Request »
Retype all of the listing exactly, passing over any picture you find.
[Start]
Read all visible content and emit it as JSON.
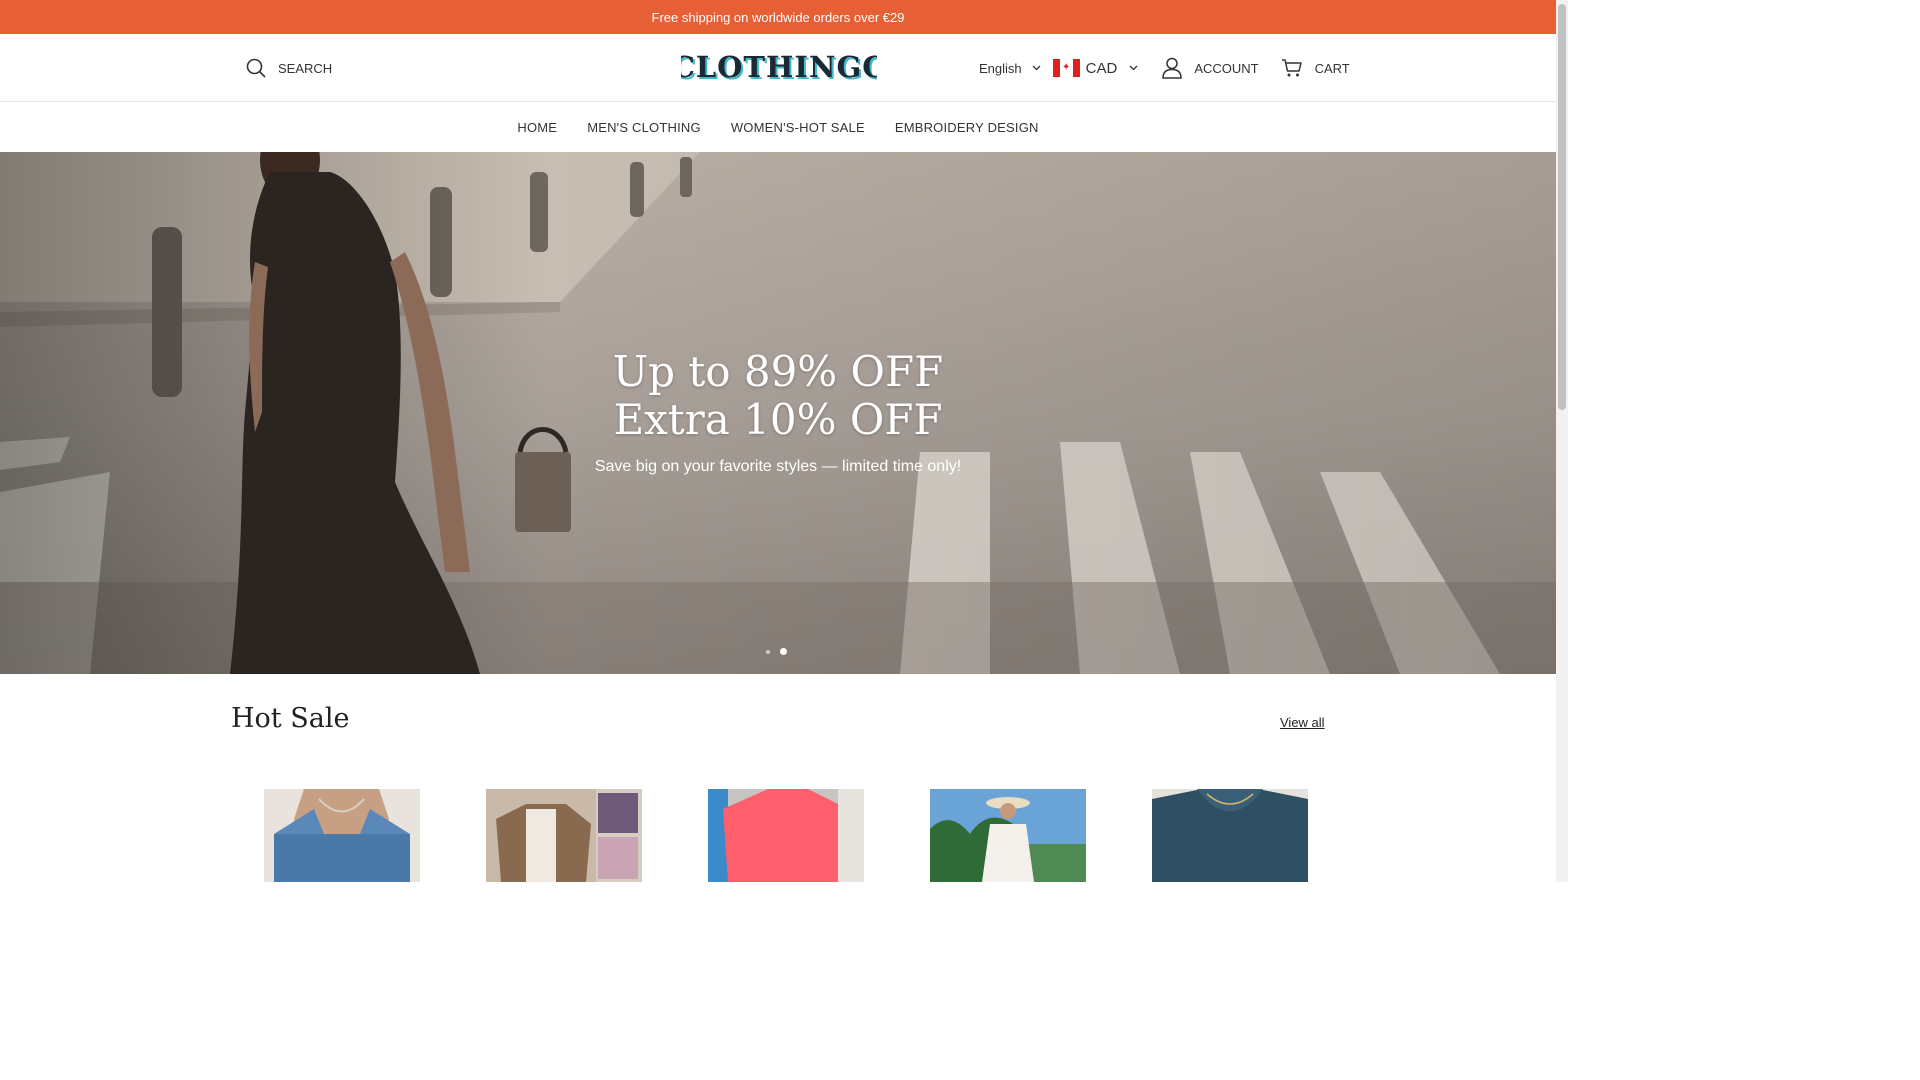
{
  "announcement": "Free shipping on worldwide orders over €29",
  "header": {
    "search_label": "SEARCH",
    "logo": "CLOTHINGC",
    "language": "English",
    "currency": "CAD",
    "account_label": "ACCOUNT",
    "cart_label": "CART"
  },
  "nav": [
    "HOME",
    "MEN'S CLOTHING",
    "WOMEN'S-HOT SALE",
    "EMBROIDERY DESIGN"
  ],
  "hero": {
    "title_line1": "Up to 89% OFF",
    "title_line2": "Extra 10% OFF",
    "subtitle": "Save big on your favorite styles — limited time only!",
    "slides": 2,
    "active_slide": 2
  },
  "hot_sale": {
    "title": "Hot Sale",
    "view_all": "View all"
  },
  "colors": {
    "announcement_bg": "#e65f35",
    "logo_text": "#1a2a35",
    "logo_shadow": "#3fb9c9"
  }
}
[End]
Answer in full »
Read all visible content and emit it as JSON.
{
  "announcement": "Free shipping on worldwide orders over €29",
  "header": {
    "search_label": "SEARCH",
    "logo": "CLOTHINGC",
    "language": "English",
    "currency": "CAD",
    "account_label": "ACCOUNT",
    "cart_label": "CART"
  },
  "nav": [
    "HOME",
    "MEN'S CLOTHING",
    "WOMEN'S-HOT SALE",
    "EMBROIDERY DESIGN"
  ],
  "hero": {
    "title_line1": "Up to 89% OFF",
    "title_line2": "Extra 10% OFF",
    "subtitle": "Save big on your favorite styles — limited time only!",
    "slides": 2,
    "active_slide": 2
  },
  "hot_sale": {
    "title": "Hot Sale",
    "view_all": "View all"
  },
  "colors": {
    "announcement_bg": "#e65f35",
    "logo_text": "#1a2a35",
    "logo_shadow": "#3fb9c9"
  }
}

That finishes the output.